--- BEGIN RECORDS ---

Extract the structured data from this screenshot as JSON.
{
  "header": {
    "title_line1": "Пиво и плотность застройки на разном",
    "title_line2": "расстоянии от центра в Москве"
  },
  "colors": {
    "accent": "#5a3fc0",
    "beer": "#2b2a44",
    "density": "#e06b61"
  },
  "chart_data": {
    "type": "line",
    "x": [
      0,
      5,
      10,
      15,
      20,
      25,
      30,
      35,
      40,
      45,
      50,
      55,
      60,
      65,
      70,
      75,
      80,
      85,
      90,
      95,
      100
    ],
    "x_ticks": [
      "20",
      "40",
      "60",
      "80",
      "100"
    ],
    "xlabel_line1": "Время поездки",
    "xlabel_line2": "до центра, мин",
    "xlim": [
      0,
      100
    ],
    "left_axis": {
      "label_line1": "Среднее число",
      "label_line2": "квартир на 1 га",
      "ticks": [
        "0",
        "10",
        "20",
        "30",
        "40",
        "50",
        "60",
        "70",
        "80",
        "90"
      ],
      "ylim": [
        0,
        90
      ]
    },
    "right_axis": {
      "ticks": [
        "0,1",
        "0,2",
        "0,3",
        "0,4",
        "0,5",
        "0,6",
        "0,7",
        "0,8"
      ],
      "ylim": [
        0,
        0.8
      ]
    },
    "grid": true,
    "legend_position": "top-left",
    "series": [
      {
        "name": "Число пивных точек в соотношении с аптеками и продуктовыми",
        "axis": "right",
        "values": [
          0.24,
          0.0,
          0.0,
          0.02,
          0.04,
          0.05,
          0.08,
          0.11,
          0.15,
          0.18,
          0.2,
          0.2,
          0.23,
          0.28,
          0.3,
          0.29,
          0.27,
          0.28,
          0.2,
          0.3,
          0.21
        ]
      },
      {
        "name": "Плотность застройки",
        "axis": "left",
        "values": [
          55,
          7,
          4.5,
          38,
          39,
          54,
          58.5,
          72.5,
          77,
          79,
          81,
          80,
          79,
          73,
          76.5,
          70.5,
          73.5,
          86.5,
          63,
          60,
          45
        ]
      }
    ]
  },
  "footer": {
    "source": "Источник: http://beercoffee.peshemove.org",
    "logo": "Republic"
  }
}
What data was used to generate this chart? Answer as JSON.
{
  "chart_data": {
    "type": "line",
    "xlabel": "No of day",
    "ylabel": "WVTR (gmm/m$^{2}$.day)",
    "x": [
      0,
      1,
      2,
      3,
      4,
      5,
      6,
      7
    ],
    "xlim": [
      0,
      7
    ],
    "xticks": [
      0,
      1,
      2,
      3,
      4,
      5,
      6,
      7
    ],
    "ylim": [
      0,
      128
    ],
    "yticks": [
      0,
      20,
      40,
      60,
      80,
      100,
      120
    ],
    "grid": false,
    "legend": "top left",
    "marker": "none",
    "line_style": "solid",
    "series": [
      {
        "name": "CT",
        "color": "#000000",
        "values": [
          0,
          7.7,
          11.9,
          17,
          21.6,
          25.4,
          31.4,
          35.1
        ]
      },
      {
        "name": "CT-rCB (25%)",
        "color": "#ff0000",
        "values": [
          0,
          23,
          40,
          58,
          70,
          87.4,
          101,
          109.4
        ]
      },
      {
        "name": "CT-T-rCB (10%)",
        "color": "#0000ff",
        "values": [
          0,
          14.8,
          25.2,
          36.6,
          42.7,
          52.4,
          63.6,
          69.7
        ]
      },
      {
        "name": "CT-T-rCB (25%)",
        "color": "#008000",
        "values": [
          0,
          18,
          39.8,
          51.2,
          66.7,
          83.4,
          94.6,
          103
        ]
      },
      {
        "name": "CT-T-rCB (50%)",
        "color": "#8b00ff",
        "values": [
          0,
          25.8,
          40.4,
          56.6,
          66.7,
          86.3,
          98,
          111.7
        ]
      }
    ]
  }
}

--- END RECORDS ---

Starting at the line with "What data was", copy every line up to and including the last one in the entries above.

- _TASK SOLUTION_
What data was used to generate this chart? Answer as JSON.
{
  "chart_data": {
    "type": "line",
    "xlabel": "No of day",
    "ylabel": "WVTR (gmm/m$^{2}$.day)",
    "x": [
      0,
      1,
      2,
      3,
      4,
      5,
      6,
      7
    ],
    "xlim": [
      0,
      7
    ],
    "xticks": [
      0,
      1,
      2,
      3,
      4,
      5,
      6,
      7
    ],
    "ylim": [
      0,
      128
    ],
    "yticks": [
      0,
      20,
      40,
      60,
      80,
      100,
      120
    ],
    "grid": false,
    "legend": "top left",
    "marker": "none",
    "line_style": "solid",
    "series": [
      {
        "name": "CT",
        "color": "#000000",
        "values": [
          0,
          7.7,
          11.9,
          17,
          21.6,
          25.4,
          31.4,
          35.1
        ]
      },
      {
        "name": "CT-rCB (25%)",
        "color": "#ff0000",
        "values": [
          0,
          23,
          40,
          58,
          70,
          87.4,
          101,
          109.4
        ]
      },
      {
        "name": "CT-T-rCB (10%)",
        "color": "#0000ff",
        "values": [
          0,
          14.8,
          25.2,
          36.6,
          42.7,
          52.4,
          63.6,
          69.7
        ]
      },
      {
        "name": "CT-T-rCB (25%)",
        "color": "#008000",
        "values": [
          0,
          18,
          39.8,
          51.2,
          66.7,
          83.4,
          94.6,
          103
        ]
      },
      {
        "name": "CT-T-rCB (50%)",
        "color": "#8b00ff",
        "values": [
          0,
          25.8,
          40.4,
          56.6,
          66.7,
          86.3,
          98,
          111.7
        ]
      }
    ]
  }
}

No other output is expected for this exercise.